Records from a data source
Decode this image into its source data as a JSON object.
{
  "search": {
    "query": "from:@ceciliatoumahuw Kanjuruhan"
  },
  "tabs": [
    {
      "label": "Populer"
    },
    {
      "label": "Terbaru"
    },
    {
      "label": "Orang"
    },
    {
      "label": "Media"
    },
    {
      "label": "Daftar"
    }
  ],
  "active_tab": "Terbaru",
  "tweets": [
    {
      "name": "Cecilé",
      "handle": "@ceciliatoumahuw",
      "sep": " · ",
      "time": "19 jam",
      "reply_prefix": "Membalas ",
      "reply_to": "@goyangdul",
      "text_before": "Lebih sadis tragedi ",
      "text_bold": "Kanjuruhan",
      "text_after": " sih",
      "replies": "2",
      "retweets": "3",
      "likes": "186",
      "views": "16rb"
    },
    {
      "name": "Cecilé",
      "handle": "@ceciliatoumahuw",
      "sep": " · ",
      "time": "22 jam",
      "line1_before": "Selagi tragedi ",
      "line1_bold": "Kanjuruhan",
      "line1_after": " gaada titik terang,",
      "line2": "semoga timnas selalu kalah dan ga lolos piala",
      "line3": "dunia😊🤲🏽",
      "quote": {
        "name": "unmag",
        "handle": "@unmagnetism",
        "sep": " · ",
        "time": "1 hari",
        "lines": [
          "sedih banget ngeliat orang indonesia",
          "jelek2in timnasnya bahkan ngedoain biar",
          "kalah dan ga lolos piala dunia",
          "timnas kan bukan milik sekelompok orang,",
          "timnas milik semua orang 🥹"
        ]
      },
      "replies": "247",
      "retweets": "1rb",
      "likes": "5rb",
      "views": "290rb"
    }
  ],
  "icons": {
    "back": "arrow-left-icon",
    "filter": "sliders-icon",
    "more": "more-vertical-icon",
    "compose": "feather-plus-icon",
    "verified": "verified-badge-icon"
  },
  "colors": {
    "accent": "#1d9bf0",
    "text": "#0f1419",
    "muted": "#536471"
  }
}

---

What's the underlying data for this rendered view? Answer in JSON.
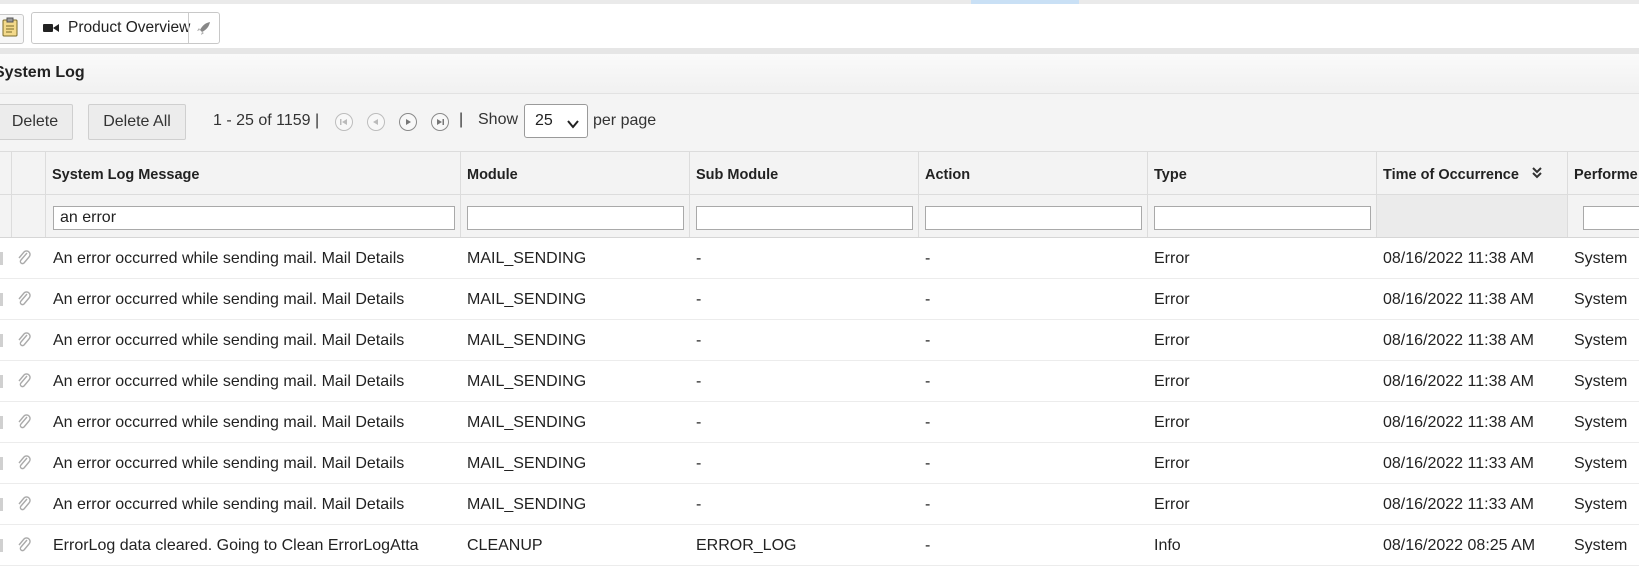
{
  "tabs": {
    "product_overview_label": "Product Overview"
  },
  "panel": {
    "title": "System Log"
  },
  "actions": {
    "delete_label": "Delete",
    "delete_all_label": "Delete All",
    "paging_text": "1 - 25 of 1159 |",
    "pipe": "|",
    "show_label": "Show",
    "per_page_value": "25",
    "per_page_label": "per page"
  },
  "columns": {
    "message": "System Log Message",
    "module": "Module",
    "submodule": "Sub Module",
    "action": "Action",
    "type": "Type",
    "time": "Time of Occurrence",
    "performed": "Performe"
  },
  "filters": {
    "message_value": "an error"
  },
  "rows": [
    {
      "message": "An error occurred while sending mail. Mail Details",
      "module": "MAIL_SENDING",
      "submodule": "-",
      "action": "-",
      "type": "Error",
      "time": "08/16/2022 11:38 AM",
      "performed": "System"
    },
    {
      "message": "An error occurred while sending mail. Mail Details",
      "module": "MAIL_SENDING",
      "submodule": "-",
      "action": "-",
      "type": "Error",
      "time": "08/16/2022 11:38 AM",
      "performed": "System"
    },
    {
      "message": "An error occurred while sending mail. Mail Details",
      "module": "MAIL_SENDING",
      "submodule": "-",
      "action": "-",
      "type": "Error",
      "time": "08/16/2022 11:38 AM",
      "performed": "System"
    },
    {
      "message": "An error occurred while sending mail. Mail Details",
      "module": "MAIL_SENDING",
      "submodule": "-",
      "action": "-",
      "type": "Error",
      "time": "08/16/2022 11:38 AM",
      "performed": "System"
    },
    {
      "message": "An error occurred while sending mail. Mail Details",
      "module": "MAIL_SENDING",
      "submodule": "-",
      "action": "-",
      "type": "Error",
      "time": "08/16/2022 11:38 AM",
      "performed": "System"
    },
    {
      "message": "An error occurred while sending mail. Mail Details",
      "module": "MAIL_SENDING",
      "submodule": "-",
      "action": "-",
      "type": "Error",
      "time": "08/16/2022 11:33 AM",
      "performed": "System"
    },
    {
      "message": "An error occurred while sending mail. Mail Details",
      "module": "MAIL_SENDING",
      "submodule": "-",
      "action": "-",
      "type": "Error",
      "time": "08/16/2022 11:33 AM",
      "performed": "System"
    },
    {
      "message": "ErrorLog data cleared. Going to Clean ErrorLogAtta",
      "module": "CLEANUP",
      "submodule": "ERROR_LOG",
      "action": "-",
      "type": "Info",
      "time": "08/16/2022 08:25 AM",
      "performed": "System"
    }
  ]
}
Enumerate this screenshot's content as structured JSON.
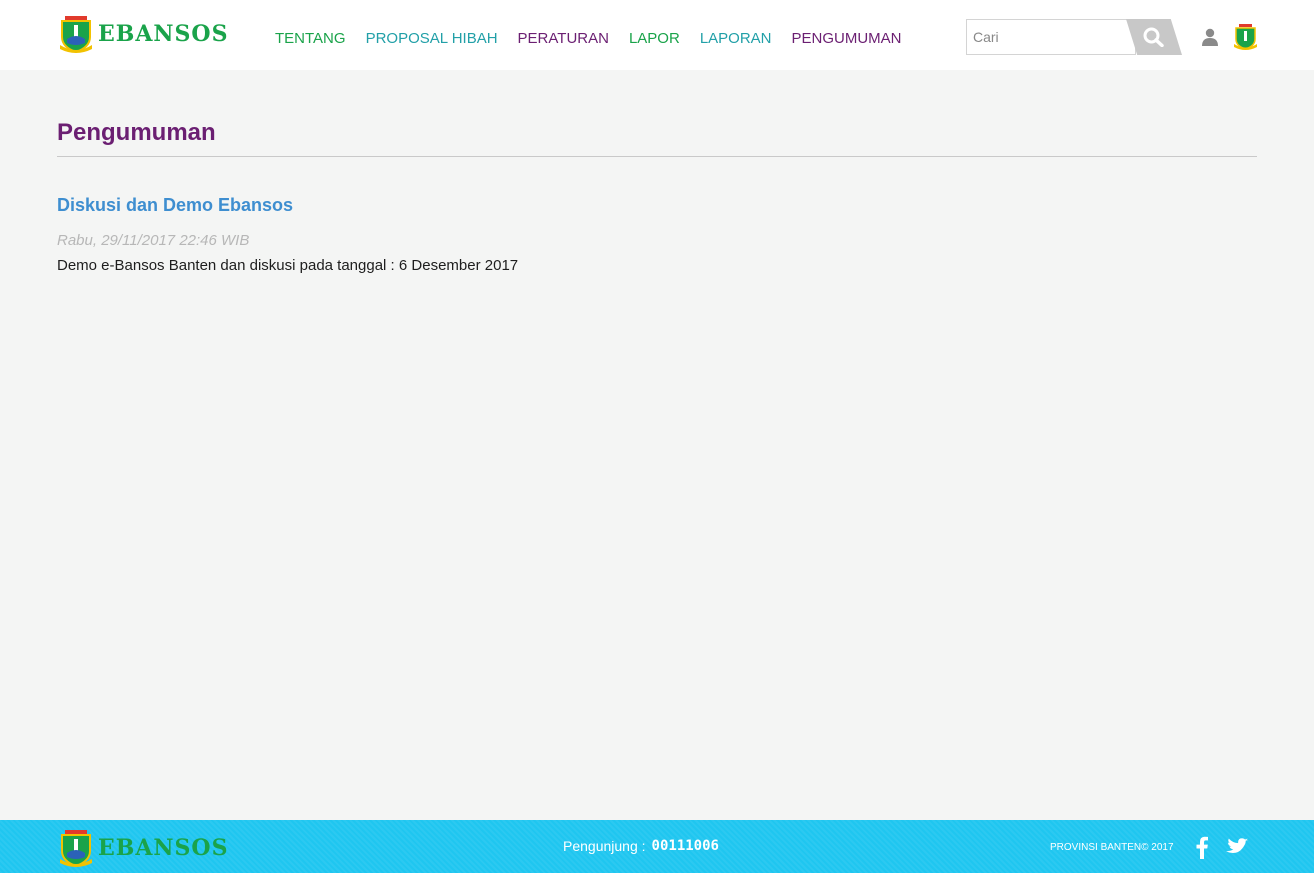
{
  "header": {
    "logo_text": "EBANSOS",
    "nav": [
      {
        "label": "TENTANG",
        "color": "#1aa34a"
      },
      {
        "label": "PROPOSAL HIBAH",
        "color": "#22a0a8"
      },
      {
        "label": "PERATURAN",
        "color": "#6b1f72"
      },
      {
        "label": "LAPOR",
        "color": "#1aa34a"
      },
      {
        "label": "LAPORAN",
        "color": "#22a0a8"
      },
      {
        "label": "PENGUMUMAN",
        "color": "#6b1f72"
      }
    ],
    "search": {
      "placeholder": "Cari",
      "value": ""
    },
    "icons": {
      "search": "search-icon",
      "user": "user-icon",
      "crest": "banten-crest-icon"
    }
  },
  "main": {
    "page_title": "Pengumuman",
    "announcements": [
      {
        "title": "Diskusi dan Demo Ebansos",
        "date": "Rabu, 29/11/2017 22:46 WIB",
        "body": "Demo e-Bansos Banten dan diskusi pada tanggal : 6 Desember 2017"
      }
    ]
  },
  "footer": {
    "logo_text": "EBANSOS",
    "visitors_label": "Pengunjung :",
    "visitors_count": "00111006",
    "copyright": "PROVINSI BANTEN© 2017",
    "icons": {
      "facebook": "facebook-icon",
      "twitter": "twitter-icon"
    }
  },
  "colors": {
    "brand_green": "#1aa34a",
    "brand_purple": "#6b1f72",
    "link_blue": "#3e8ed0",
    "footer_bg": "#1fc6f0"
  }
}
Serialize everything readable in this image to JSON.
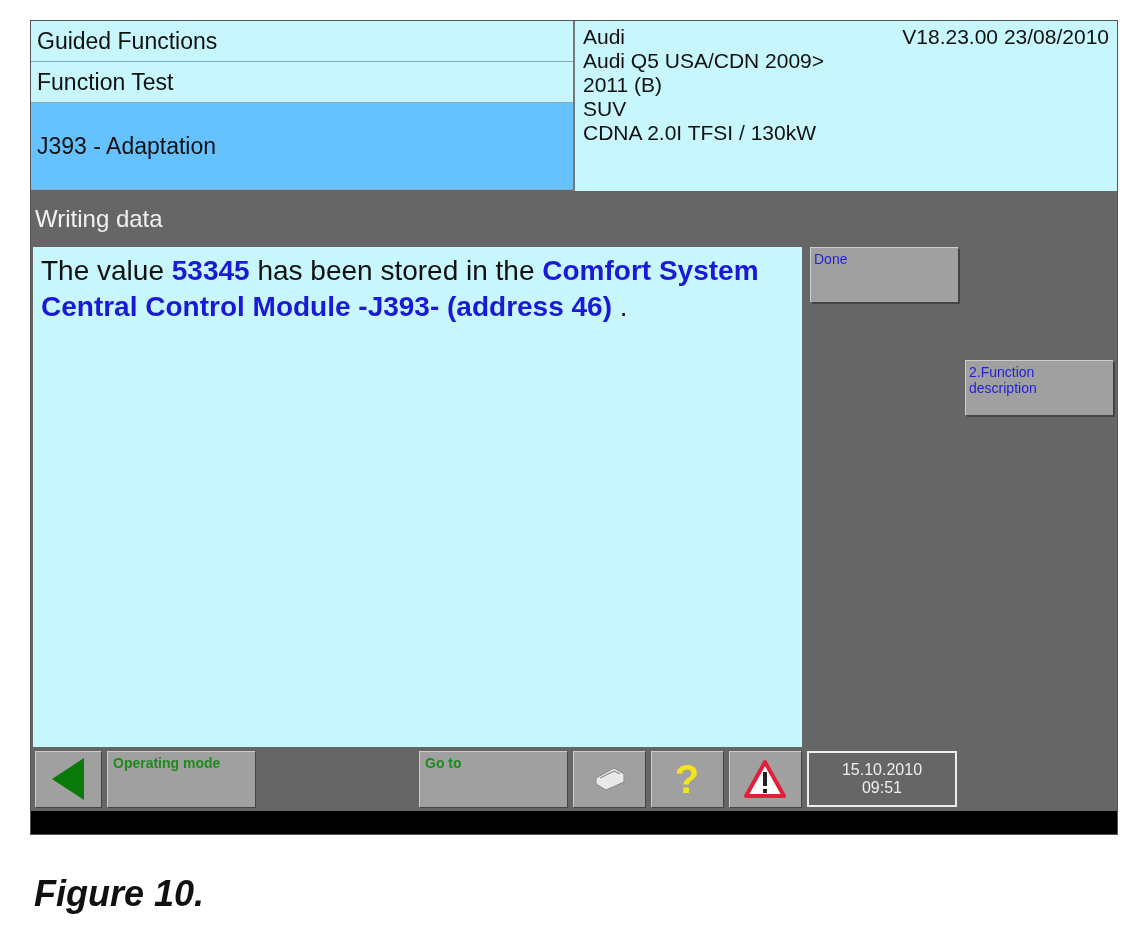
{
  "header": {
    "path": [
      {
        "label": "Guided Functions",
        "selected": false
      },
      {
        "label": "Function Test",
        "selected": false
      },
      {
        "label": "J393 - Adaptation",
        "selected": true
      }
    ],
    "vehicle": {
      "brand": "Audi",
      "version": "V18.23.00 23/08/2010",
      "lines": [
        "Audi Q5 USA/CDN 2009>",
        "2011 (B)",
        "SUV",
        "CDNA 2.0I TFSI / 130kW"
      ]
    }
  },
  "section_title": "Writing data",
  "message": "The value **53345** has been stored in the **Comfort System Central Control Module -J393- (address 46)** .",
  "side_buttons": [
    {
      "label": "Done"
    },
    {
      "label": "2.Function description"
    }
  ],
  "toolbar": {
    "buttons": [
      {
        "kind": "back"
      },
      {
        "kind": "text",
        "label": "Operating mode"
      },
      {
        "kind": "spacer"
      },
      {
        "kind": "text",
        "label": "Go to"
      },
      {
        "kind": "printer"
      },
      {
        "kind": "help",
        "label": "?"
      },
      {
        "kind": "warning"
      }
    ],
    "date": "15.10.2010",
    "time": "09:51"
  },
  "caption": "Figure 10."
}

==

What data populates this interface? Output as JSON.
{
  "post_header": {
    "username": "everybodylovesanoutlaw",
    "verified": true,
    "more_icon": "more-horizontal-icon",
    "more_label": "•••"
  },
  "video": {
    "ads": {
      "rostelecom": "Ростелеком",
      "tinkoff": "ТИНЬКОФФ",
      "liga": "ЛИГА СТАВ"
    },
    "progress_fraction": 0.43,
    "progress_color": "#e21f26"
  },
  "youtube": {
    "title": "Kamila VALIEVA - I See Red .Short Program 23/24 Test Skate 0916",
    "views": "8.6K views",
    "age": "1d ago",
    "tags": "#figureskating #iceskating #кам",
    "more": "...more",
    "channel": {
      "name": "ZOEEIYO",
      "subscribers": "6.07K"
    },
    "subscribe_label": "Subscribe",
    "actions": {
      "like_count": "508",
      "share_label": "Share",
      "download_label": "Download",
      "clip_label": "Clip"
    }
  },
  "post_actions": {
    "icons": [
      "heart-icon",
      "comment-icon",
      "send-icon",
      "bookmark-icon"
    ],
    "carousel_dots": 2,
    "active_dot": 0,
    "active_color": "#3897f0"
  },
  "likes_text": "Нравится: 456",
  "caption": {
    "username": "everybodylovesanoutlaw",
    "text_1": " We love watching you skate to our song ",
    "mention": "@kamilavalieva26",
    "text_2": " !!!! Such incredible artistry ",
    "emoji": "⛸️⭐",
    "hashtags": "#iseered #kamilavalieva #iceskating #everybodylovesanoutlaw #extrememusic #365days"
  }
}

* Problem details
In the lines above, find each one with "What" and list it.

* Exercise output
What's the underlying data for this rendered view? Answer in JSON.
What data populates this interface? Output as JSON.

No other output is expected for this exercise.